◆ **WORK TO BE COMPLETED**
All entries should be output exactly as they stand.

......

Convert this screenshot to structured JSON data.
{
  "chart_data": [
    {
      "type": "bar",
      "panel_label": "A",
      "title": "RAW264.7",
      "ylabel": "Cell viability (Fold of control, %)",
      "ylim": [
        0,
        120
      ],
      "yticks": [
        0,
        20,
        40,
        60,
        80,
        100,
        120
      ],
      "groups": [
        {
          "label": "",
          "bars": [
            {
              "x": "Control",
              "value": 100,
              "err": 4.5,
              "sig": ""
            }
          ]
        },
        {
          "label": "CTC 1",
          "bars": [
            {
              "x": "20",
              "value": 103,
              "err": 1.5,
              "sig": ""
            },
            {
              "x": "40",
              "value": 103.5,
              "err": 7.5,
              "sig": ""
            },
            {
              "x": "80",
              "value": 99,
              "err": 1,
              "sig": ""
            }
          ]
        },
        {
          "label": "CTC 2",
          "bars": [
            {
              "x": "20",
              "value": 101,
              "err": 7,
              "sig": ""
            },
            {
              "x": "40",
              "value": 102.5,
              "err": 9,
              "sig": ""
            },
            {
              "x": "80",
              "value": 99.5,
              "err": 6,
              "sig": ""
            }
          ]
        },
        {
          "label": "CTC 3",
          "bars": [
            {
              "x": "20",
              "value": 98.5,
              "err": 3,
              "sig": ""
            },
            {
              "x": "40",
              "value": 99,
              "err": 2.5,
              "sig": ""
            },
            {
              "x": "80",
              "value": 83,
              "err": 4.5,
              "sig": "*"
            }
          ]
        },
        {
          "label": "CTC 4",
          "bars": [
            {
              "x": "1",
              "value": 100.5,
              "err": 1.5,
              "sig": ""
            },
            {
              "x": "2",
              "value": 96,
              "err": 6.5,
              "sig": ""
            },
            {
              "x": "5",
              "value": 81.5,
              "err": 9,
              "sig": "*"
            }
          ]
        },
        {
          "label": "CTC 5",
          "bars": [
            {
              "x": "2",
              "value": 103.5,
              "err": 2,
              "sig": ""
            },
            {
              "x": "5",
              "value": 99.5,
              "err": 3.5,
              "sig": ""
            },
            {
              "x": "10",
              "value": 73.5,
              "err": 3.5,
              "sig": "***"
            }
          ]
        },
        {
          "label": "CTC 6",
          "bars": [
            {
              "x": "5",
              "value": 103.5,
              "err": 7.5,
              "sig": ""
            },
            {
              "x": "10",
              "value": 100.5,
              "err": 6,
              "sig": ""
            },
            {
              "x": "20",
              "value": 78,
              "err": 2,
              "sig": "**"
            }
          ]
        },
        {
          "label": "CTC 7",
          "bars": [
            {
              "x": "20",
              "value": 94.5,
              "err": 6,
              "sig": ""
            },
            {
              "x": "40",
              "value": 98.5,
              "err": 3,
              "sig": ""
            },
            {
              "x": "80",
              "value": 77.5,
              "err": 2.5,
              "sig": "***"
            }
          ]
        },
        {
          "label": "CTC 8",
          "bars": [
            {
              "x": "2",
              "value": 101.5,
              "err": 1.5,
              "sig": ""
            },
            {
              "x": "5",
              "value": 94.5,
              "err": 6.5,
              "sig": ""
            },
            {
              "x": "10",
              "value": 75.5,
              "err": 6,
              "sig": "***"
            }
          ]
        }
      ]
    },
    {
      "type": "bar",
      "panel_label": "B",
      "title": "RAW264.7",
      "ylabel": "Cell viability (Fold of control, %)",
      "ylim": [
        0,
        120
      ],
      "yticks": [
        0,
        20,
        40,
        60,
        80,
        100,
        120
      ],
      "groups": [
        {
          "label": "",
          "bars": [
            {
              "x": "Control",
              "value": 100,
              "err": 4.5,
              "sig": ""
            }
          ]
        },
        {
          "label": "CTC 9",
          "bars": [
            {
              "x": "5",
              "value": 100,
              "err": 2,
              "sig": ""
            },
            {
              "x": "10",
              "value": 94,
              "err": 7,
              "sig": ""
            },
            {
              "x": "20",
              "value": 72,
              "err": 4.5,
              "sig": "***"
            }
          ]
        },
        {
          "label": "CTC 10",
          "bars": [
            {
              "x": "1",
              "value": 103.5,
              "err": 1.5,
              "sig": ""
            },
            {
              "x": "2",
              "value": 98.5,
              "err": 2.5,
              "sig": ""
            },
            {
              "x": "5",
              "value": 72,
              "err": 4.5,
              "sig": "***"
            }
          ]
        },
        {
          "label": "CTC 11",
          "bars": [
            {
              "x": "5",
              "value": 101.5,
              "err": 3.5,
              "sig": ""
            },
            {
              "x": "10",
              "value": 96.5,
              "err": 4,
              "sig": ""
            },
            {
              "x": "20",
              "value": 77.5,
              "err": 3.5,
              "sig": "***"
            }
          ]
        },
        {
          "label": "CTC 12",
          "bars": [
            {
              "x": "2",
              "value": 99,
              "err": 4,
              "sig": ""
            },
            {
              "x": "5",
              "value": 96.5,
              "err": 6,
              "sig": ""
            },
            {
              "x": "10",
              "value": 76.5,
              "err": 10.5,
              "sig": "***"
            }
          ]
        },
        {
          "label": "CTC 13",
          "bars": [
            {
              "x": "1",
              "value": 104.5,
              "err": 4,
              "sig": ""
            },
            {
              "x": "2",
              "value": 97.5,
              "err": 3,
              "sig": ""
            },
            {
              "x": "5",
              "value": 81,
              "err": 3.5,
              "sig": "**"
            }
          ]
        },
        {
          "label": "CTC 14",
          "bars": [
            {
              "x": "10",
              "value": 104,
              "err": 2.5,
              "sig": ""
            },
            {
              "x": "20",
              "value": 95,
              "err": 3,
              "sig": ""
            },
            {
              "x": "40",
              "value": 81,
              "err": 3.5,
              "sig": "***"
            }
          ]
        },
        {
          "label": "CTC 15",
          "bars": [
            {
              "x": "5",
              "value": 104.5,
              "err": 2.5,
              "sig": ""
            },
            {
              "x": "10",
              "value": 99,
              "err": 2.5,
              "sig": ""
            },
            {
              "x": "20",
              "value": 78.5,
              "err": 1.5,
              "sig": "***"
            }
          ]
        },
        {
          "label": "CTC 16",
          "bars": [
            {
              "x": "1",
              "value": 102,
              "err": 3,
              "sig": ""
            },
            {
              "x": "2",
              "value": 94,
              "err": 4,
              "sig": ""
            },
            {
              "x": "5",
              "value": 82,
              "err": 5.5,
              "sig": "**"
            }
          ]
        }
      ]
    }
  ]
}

......

◆ **ANSWER TO THE TASK**
Convert this screenshot to structured JSON data.
{
  "chart_data": [
    {
      "type": "bar",
      "panel_label": "A",
      "title": "RAW264.7",
      "ylabel": "Cell viability (Fold of control, %)",
      "ylim": [
        0,
        120
      ],
      "yticks": [
        0,
        20,
        40,
        60,
        80,
        100,
        120
      ],
      "groups": [
        {
          "label": "",
          "bars": [
            {
              "x": "Control",
              "value": 100,
              "err": 4.5,
              "sig": ""
            }
          ]
        },
        {
          "label": "CTC 1",
          "bars": [
            {
              "x": "20",
              "value": 103,
              "err": 1.5,
              "sig": ""
            },
            {
              "x": "40",
              "value": 103.5,
              "err": 7.5,
              "sig": ""
            },
            {
              "x": "80",
              "value": 99,
              "err": 1,
              "sig": ""
            }
          ]
        },
        {
          "label": "CTC 2",
          "bars": [
            {
              "x": "20",
              "value": 101,
              "err": 7,
              "sig": ""
            },
            {
              "x": "40",
              "value": 102.5,
              "err": 9,
              "sig": ""
            },
            {
              "x": "80",
              "value": 99.5,
              "err": 6,
              "sig": ""
            }
          ]
        },
        {
          "label": "CTC 3",
          "bars": [
            {
              "x": "20",
              "value": 98.5,
              "err": 3,
              "sig": ""
            },
            {
              "x": "40",
              "value": 99,
              "err": 2.5,
              "sig": ""
            },
            {
              "x": "80",
              "value": 83,
              "err": 4.5,
              "sig": "*"
            }
          ]
        },
        {
          "label": "CTC 4",
          "bars": [
            {
              "x": "1",
              "value": 100.5,
              "err": 1.5,
              "sig": ""
            },
            {
              "x": "2",
              "value": 96,
              "err": 6.5,
              "sig": ""
            },
            {
              "x": "5",
              "value": 81.5,
              "err": 9,
              "sig": "*"
            }
          ]
        },
        {
          "label": "CTC 5",
          "bars": [
            {
              "x": "2",
              "value": 103.5,
              "err": 2,
              "sig": ""
            },
            {
              "x": "5",
              "value": 99.5,
              "err": 3.5,
              "sig": ""
            },
            {
              "x": "10",
              "value": 73.5,
              "err": 3.5,
              "sig": "***"
            }
          ]
        },
        {
          "label": "CTC 6",
          "bars": [
            {
              "x": "5",
              "value": 103.5,
              "err": 7.5,
              "sig": ""
            },
            {
              "x": "10",
              "value": 100.5,
              "err": 6,
              "sig": ""
            },
            {
              "x": "20",
              "value": 78,
              "err": 2,
              "sig": "**"
            }
          ]
        },
        {
          "label": "CTC 7",
          "bars": [
            {
              "x": "20",
              "value": 94.5,
              "err": 6,
              "sig": ""
            },
            {
              "x": "40",
              "value": 98.5,
              "err": 3,
              "sig": ""
            },
            {
              "x": "80",
              "value": 77.5,
              "err": 2.5,
              "sig": "***"
            }
          ]
        },
        {
          "label": "CTC 8",
          "bars": [
            {
              "x": "2",
              "value": 101.5,
              "err": 1.5,
              "sig": ""
            },
            {
              "x": "5",
              "value": 94.5,
              "err": 6.5,
              "sig": ""
            },
            {
              "x": "10",
              "value": 75.5,
              "err": 6,
              "sig": "***"
            }
          ]
        }
      ]
    },
    {
      "type": "bar",
      "panel_label": "B",
      "title": "RAW264.7",
      "ylabel": "Cell viability (Fold of control, %)",
      "ylim": [
        0,
        120
      ],
      "yticks": [
        0,
        20,
        40,
        60,
        80,
        100,
        120
      ],
      "groups": [
        {
          "label": "",
          "bars": [
            {
              "x": "Control",
              "value": 100,
              "err": 4.5,
              "sig": ""
            }
          ]
        },
        {
          "label": "CTC 9",
          "bars": [
            {
              "x": "5",
              "value": 100,
              "err": 2,
              "sig": ""
            },
            {
              "x": "10",
              "value": 94,
              "err": 7,
              "sig": ""
            },
            {
              "x": "20",
              "value": 72,
              "err": 4.5,
              "sig": "***"
            }
          ]
        },
        {
          "label": "CTC 10",
          "bars": [
            {
              "x": "1",
              "value": 103.5,
              "err": 1.5,
              "sig": ""
            },
            {
              "x": "2",
              "value": 98.5,
              "err": 2.5,
              "sig": ""
            },
            {
              "x": "5",
              "value": 72,
              "err": 4.5,
              "sig": "***"
            }
          ]
        },
        {
          "label": "CTC 11",
          "bars": [
            {
              "x": "5",
              "value": 101.5,
              "err": 3.5,
              "sig": ""
            },
            {
              "x": "10",
              "value": 96.5,
              "err": 4,
              "sig": ""
            },
            {
              "x": "20",
              "value": 77.5,
              "err": 3.5,
              "sig": "***"
            }
          ]
        },
        {
          "label": "CTC 12",
          "bars": [
            {
              "x": "2",
              "value": 99,
              "err": 4,
              "sig": ""
            },
            {
              "x": "5",
              "value": 96.5,
              "err": 6,
              "sig": ""
            },
            {
              "x": "10",
              "value": 76.5,
              "err": 10.5,
              "sig": "***"
            }
          ]
        },
        {
          "label": "CTC 13",
          "bars": [
            {
              "x": "1",
              "value": 104.5,
              "err": 4,
              "sig": ""
            },
            {
              "x": "2",
              "value": 97.5,
              "err": 3,
              "sig": ""
            },
            {
              "x": "5",
              "value": 81,
              "err": 3.5,
              "sig": "**"
            }
          ]
        },
        {
          "label": "CTC 14",
          "bars": [
            {
              "x": "10",
              "value": 104,
              "err": 2.5,
              "sig": ""
            },
            {
              "x": "20",
              "value": 95,
              "err": 3,
              "sig": ""
            },
            {
              "x": "40",
              "value": 81,
              "err": 3.5,
              "sig": "***"
            }
          ]
        },
        {
          "label": "CTC 15",
          "bars": [
            {
              "x": "5",
              "value": 104.5,
              "err": 2.5,
              "sig": ""
            },
            {
              "x": "10",
              "value": 99,
              "err": 2.5,
              "sig": ""
            },
            {
              "x": "20",
              "value": 78.5,
              "err": 1.5,
              "sig": "***"
            }
          ]
        },
        {
          "label": "CTC 16",
          "bars": [
            {
              "x": "1",
              "value": 102,
              "err": 3,
              "sig": ""
            },
            {
              "x": "2",
              "value": 94,
              "err": 4,
              "sig": ""
            },
            {
              "x": "5",
              "value": 82,
              "err": 5.5,
              "sig": "**"
            }
          ]
        }
      ]
    }
  ]
}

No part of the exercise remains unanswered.